╭──

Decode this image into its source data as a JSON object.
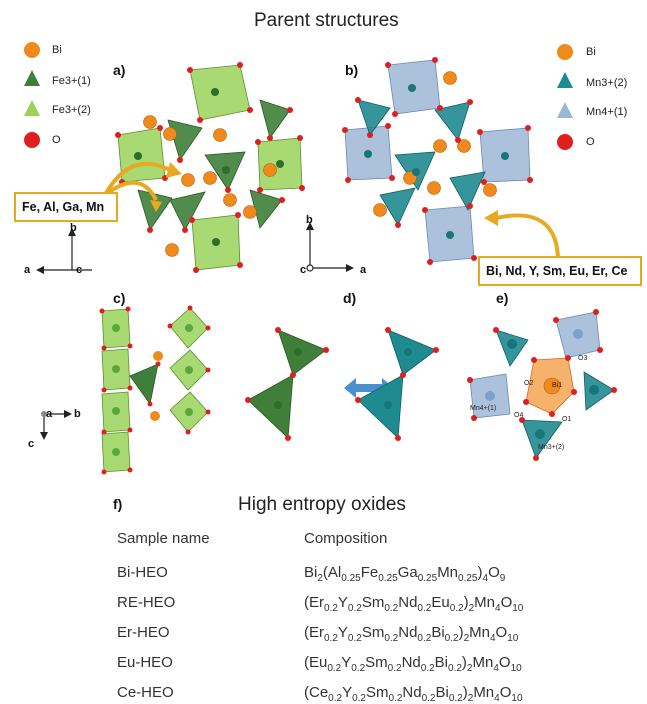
{
  "parent_title": "Parent structures",
  "panels": {
    "a": "a)",
    "b": "b)",
    "c": "c)",
    "d": "d)",
    "e": "e)",
    "f": "f)"
  },
  "legend_a": {
    "bi": "Bi",
    "fe1": "Fe3+(1)",
    "fe2": "Fe3+(2)",
    "o": "O"
  },
  "legend_b": {
    "bi": "Bi",
    "mn3": "Mn3+(2)",
    "mn4": "Mn4+(1)",
    "o": "O"
  },
  "callout_a": "Fe, Al, Ga, Mn",
  "callout_b": "Bi, Nd, Y, Sm, Eu, Er, Ce",
  "axes": {
    "a": "a",
    "b": "b",
    "c": "c"
  },
  "panel_e_labels": {
    "o1": "O1",
    "o2": "O2",
    "o3": "O3",
    "o4": "O4",
    "bi1": "Bi1",
    "mn4": "Mn4+(1)",
    "mn3": "Mn3+(2)"
  },
  "hea_title": "High entropy oxides",
  "table": {
    "headers": [
      "Sample name",
      "Composition"
    ],
    "rows": [
      {
        "name": "Bi-HEO",
        "parts": [
          [
            "Bi",
            ""
          ],
          [
            "2",
            "sub"
          ],
          [
            "(Al",
            ""
          ],
          [
            "0.25",
            "sub"
          ],
          [
            "Fe",
            ""
          ],
          [
            "0.25",
            "sub"
          ],
          [
            "Ga",
            ""
          ],
          [
            "0.25",
            "sub"
          ],
          [
            "Mn",
            ""
          ],
          [
            "0.25",
            "sub"
          ],
          [
            ")",
            ""
          ],
          [
            "4",
            "sub"
          ],
          [
            "O",
            ""
          ],
          [
            "9",
            "sub"
          ]
        ]
      },
      {
        "name": "RE-HEO",
        "parts": [
          [
            "(Er",
            ""
          ],
          [
            "0.2",
            "sub"
          ],
          [
            "Y",
            ""
          ],
          [
            "0.2",
            "sub"
          ],
          [
            "Sm",
            ""
          ],
          [
            "0.2",
            "sub"
          ],
          [
            "Nd",
            ""
          ],
          [
            "0.2",
            "sub"
          ],
          [
            "Eu",
            ""
          ],
          [
            "0.2",
            "sub"
          ],
          [
            ")",
            ""
          ],
          [
            "2",
            "sub"
          ],
          [
            "Mn",
            ""
          ],
          [
            "4",
            "sub"
          ],
          [
            "O",
            ""
          ],
          [
            "10",
            "sub"
          ]
        ]
      },
      {
        "name": "Er-HEO",
        "parts": [
          [
            "(Er",
            ""
          ],
          [
            "0.2",
            "sub"
          ],
          [
            "Y",
            ""
          ],
          [
            "0.2",
            "sub"
          ],
          [
            "Sm",
            ""
          ],
          [
            "0.2",
            "sub"
          ],
          [
            "Nd",
            ""
          ],
          [
            "0.2",
            "sub"
          ],
          [
            "Bi",
            ""
          ],
          [
            "0.2",
            "sub"
          ],
          [
            ")",
            ""
          ],
          [
            "2",
            "sub"
          ],
          [
            "Mn",
            ""
          ],
          [
            "4",
            "sub"
          ],
          [
            "O",
            ""
          ],
          [
            "10",
            "sub"
          ]
        ]
      },
      {
        "name": "Eu-HEO",
        "parts": [
          [
            "(Eu",
            ""
          ],
          [
            "0.2",
            "sub"
          ],
          [
            "Y",
            ""
          ],
          [
            "0.2",
            "sub"
          ],
          [
            "Sm",
            ""
          ],
          [
            "0.2",
            "sub"
          ],
          [
            "Nd",
            ""
          ],
          [
            "0.2",
            "sub"
          ],
          [
            "Bi",
            ""
          ],
          [
            "0.2",
            "sub"
          ],
          [
            ")",
            ""
          ],
          [
            "2",
            "sub"
          ],
          [
            "Mn",
            ""
          ],
          [
            "4",
            "sub"
          ],
          [
            "O",
            ""
          ],
          [
            "10",
            "sub"
          ]
        ]
      },
      {
        "name": "Ce-HEO",
        "parts": [
          [
            "(Ce",
            ""
          ],
          [
            "0.2",
            "sub"
          ],
          [
            "Y",
            ""
          ],
          [
            "0.2",
            "sub"
          ],
          [
            "Sm",
            ""
          ],
          [
            "0.2",
            "sub"
          ],
          [
            "Nd",
            ""
          ],
          [
            "0.2",
            "sub"
          ],
          [
            "Bi",
            ""
          ],
          [
            "0.2",
            "sub"
          ],
          [
            ")",
            ""
          ],
          [
            "2",
            "sub"
          ],
          [
            "Mn",
            ""
          ],
          [
            "4",
            "sub"
          ],
          [
            "O",
            ""
          ],
          [
            "10",
            "sub"
          ]
        ]
      }
    ]
  },
  "colors": {
    "bi": "#f08a1c",
    "fe1": "#3f7f3a",
    "fe2": "#9ad25a",
    "mn3": "#1f8a8f",
    "mn4": "#9cb6d6",
    "o": "#e01e1e",
    "callout": "#e8a820",
    "arrow": "#4a90d0"
  }
}
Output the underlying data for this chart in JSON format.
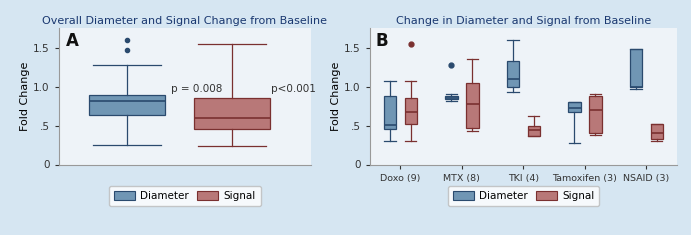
{
  "panel_a_title": "Overall Diameter and Signal Change from Baseline",
  "panel_b_title": "Change in Diameter and Signal from Baseline",
  "ylabel": "Fold Change",
  "bg_color": "#d6e6f2",
  "plot_bg_color": "#eef3f8",
  "blue_color": "#7096b4",
  "red_color": "#b87878",
  "blue_edge": "#2a4a6e",
  "red_edge": "#7a3030",
  "title_color": "#1a3870",
  "panel_a": {
    "diameter": {
      "whislo": 0.25,
      "q1": 0.63,
      "med": 0.82,
      "q3": 0.89,
      "whishi": 1.28,
      "fliers_above": [
        1.47,
        1.6
      ],
      "fliers_below": []
    },
    "signal": {
      "whislo": 0.24,
      "q1": 0.46,
      "med": 0.6,
      "q3": 0.86,
      "whishi": 1.55,
      "fliers_above": [],
      "fliers_below": []
    },
    "p_diameter": "p = 0.008",
    "p_signal": "p<0.001"
  },
  "panel_b": {
    "groups": [
      "Doxo (9)",
      "MTX (8)",
      "TKI (4)",
      "Tamoxifen (3)",
      "NSAID (3)"
    ],
    "diameter": [
      {
        "whislo": 0.3,
        "q1": 0.46,
        "med": 0.51,
        "q3": 0.88,
        "whishi": 1.07,
        "fliers": []
      },
      {
        "whislo": 0.82,
        "q1": 0.84,
        "med": 0.86,
        "q3": 0.88,
        "whishi": 0.9,
        "fliers": [
          1.28
        ]
      },
      {
        "whislo": 0.93,
        "q1": 1.0,
        "med": 1.1,
        "q3": 1.33,
        "whishi": 1.6,
        "fliers": []
      },
      {
        "whislo": 0.27,
        "q1": 0.68,
        "med": 0.73,
        "q3": 0.8,
        "whishi": 0.8,
        "fliers": []
      },
      {
        "whislo": 0.97,
        "q1": 1.0,
        "med": 1.0,
        "q3": 1.48,
        "whishi": 1.48,
        "fliers": []
      }
    ],
    "signal": [
      {
        "whislo": 0.3,
        "q1": 0.52,
        "med": 0.68,
        "q3": 0.85,
        "whishi": 1.07,
        "fliers": [
          1.55
        ]
      },
      {
        "whislo": 0.43,
        "q1": 0.47,
        "med": 0.78,
        "q3": 1.05,
        "whishi": 1.35,
        "fliers": []
      },
      {
        "whislo": 0.36,
        "q1": 0.36,
        "med": 0.44,
        "q3": 0.5,
        "whishi": 0.62,
        "fliers": []
      },
      {
        "whislo": 0.38,
        "q1": 0.4,
        "med": 0.7,
        "q3": 0.88,
        "whishi": 0.9,
        "fliers": []
      },
      {
        "whislo": 0.3,
        "q1": 0.33,
        "med": 0.4,
        "q3": 0.52,
        "whishi": 0.52,
        "fliers": []
      }
    ]
  }
}
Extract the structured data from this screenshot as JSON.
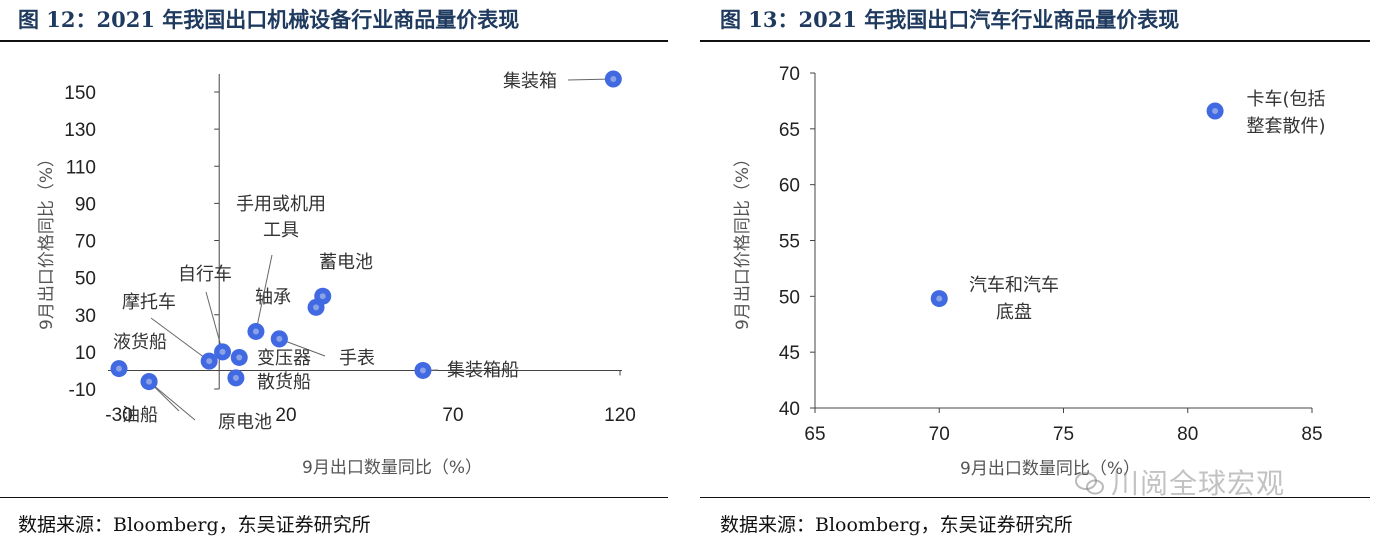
{
  "left": {
    "title": "图 12：2021 年我国出口机械设备行业商品量价表现",
    "source_prefix": "数据来源：",
    "source_text": "Bloomberg，东吴证券研究所"
  },
  "right": {
    "title": "图 13：2021 年我国出口汽车行业商品量价表现",
    "source_prefix": "数据来源：",
    "source_text": "Bloomberg，东吴证券研究所"
  },
  "watermark": "川阅全球宏观",
  "colors": {
    "point": "#4169e1",
    "point_core": "#8aa2e6",
    "axis": "#444444",
    "title": "#1f3a5f"
  },
  "chart_data": [
    {
      "type": "scatter",
      "title": "图 12：2021 年我国出口机械设备行业商品量价表现",
      "xlabel": "9月出口数量同比（%）",
      "ylabel": "9月出口价格同比（%）",
      "xlim": [
        -30,
        120
      ],
      "ylim": [
        -10,
        150
      ],
      "x_ticks": [
        -30,
        20,
        70,
        120
      ],
      "y_ticks": [
        -10,
        10,
        30,
        50,
        70,
        90,
        110,
        130,
        150
      ],
      "grid": false,
      "points": [
        {
          "label": "集装箱",
          "x": 118,
          "y": 157
        },
        {
          "label": "蓄电池",
          "x": 31,
          "y": 40
        },
        {
          "label": "",
          "x": 29,
          "y": 34
        },
        {
          "label": "手用或机用工具",
          "x": 11,
          "y": 21
        },
        {
          "label": "轴承",
          "x": 18,
          "y": 17
        },
        {
          "label": "自行车",
          "x": 1,
          "y": 10
        },
        {
          "label": "摩托车",
          "x": -3,
          "y": 5
        },
        {
          "label": "变压器",
          "x": 6,
          "y": 7
        },
        {
          "label": "手表",
          "x": 18,
          "y": 17
        },
        {
          "label": "液货船",
          "x": -30,
          "y": 1
        },
        {
          "label": "集装箱船",
          "x": 61,
          "y": 0
        },
        {
          "label": "散货船",
          "x": 5,
          "y": -4
        },
        {
          "label": "油船",
          "x": -21,
          "y": -6
        },
        {
          "label": "原电池",
          "x": -21,
          "y": -6
        }
      ]
    },
    {
      "type": "scatter",
      "title": "图 13：2021 年我国出口汽车行业商品量价表现",
      "xlabel": "9月出口数量同比（%）",
      "ylabel": "9月出口价格同比（%）",
      "xlim": [
        65,
        85
      ],
      "ylim": [
        40,
        70
      ],
      "x_ticks": [
        65,
        70,
        75,
        80,
        85
      ],
      "y_ticks": [
        40,
        45,
        50,
        55,
        60,
        65,
        70
      ],
      "grid": false,
      "points": [
        {
          "label": "卡车(包括整套散件)",
          "x": 81.1,
          "y": 66.6
        },
        {
          "label": "汽车和汽车底盘",
          "x": 70,
          "y": 49.8
        }
      ]
    }
  ]
}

╰──

▶ **Your instructions**: Copy out every line from the material above in which the word "Change" appears.

▶ **Reply to the exercise**:
  "panel_a_title": "Overall Diameter and Signal Change from Baseline",
  "panel_b_title": "Change in Diameter and Signal from Baseline",
  "ylabel": "Fold Change",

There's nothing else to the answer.